(Figure contents as structured data)

^^^^

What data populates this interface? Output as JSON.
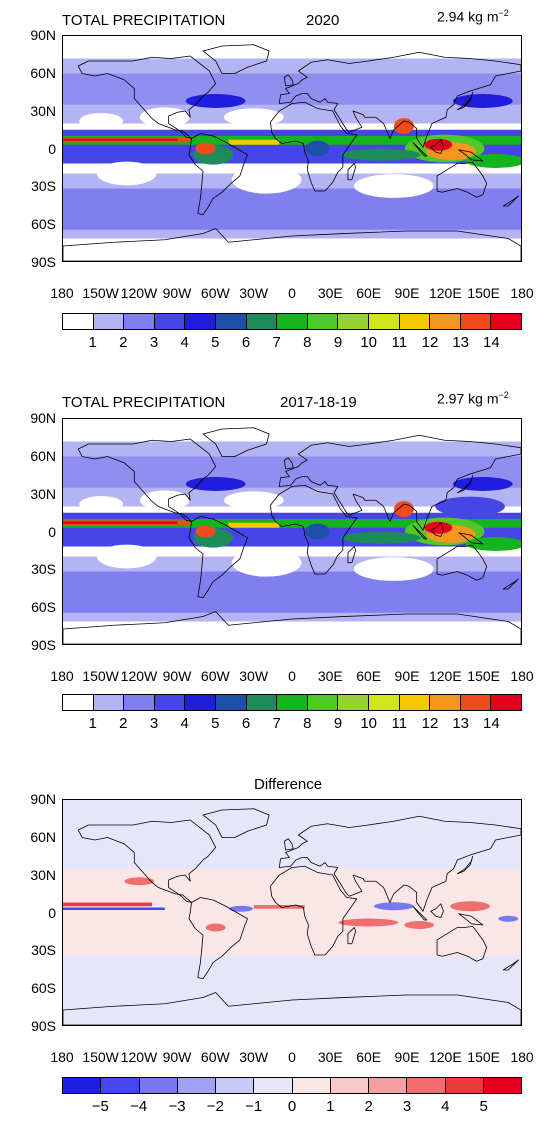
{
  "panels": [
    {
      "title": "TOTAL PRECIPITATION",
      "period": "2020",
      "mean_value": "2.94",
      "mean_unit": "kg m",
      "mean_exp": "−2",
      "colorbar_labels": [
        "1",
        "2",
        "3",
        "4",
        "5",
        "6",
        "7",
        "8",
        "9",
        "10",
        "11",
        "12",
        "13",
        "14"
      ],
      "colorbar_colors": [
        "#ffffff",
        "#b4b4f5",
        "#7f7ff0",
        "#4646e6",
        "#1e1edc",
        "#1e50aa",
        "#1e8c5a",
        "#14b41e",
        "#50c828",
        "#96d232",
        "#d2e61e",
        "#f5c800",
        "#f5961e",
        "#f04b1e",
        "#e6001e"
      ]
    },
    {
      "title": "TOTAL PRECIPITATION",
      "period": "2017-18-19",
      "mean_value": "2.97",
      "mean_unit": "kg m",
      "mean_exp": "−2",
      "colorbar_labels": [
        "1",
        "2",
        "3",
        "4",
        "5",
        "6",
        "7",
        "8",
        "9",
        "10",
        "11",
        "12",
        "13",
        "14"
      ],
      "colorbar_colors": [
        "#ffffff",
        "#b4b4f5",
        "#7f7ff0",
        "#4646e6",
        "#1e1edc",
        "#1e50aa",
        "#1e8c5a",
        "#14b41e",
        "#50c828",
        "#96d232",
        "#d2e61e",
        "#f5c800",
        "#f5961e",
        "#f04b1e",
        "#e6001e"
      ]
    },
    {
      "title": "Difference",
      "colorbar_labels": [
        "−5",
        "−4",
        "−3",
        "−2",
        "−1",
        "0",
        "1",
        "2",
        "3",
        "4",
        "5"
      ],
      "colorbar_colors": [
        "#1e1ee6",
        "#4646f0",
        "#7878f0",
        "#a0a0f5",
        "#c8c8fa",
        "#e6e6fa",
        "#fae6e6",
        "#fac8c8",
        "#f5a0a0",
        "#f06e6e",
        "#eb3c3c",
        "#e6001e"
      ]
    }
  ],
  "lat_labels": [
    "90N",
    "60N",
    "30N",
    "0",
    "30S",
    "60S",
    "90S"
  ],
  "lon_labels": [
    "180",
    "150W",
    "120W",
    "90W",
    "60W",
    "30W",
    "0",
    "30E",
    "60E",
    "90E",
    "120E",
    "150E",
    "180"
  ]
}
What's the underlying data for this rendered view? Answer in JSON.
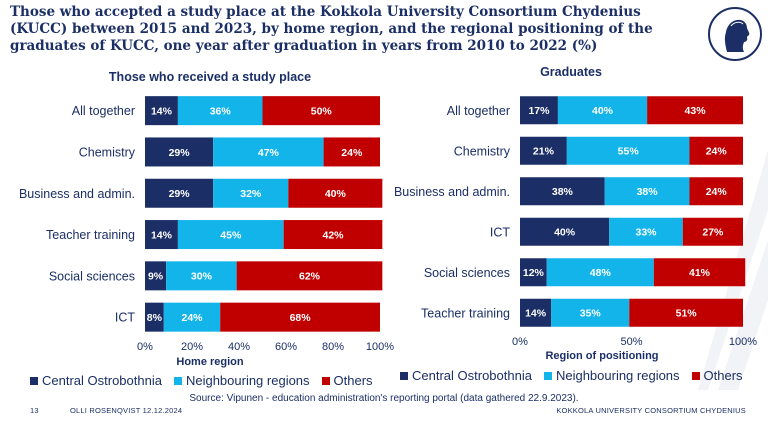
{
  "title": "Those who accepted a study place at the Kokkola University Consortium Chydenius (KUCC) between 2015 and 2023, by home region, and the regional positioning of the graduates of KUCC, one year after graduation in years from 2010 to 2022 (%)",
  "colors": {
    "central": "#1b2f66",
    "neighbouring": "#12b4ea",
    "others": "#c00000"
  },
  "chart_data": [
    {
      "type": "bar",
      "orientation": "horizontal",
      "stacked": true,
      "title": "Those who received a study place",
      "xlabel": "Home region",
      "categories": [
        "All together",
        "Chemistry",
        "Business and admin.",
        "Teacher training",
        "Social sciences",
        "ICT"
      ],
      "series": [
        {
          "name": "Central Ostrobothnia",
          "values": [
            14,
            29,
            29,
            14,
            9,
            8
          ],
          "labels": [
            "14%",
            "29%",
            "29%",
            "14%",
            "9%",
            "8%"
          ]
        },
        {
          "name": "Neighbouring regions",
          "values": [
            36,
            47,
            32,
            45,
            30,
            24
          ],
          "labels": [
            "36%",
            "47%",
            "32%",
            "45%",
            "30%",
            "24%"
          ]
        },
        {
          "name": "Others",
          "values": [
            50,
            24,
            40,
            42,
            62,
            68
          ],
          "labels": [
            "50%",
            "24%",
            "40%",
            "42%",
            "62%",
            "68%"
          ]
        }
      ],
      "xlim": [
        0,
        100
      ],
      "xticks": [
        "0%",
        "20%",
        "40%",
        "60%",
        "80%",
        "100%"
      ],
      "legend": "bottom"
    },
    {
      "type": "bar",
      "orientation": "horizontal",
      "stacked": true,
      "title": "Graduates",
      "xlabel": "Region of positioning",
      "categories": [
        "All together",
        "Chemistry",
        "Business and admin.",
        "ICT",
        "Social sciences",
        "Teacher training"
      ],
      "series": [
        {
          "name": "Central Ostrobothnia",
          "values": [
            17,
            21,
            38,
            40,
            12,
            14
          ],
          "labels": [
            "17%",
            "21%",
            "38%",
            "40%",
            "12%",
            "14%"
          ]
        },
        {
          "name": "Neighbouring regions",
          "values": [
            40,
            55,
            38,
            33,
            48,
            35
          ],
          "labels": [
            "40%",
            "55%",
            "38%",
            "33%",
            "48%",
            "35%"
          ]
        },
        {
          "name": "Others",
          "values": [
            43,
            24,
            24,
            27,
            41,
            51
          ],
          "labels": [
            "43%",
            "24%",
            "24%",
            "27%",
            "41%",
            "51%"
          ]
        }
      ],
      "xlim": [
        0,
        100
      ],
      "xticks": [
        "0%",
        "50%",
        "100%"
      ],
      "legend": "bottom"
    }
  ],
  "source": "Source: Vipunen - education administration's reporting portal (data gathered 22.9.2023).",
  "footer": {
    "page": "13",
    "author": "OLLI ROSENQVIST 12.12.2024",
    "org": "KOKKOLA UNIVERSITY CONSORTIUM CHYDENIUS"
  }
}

^^^^

▸ Aim of the task: Check each line above for the string "place", then copy the ones that have it.

▸ In response:
  "title": "Those who accepted a study place at the Kokkola University Consortium Chydenius (KUCC) between 2015 and 2023, by home region, and the regional positioning of the graduates of KUCC, one year after graduation in years from 2010 to 2022 (%)",
      "title": "Those who received a study place",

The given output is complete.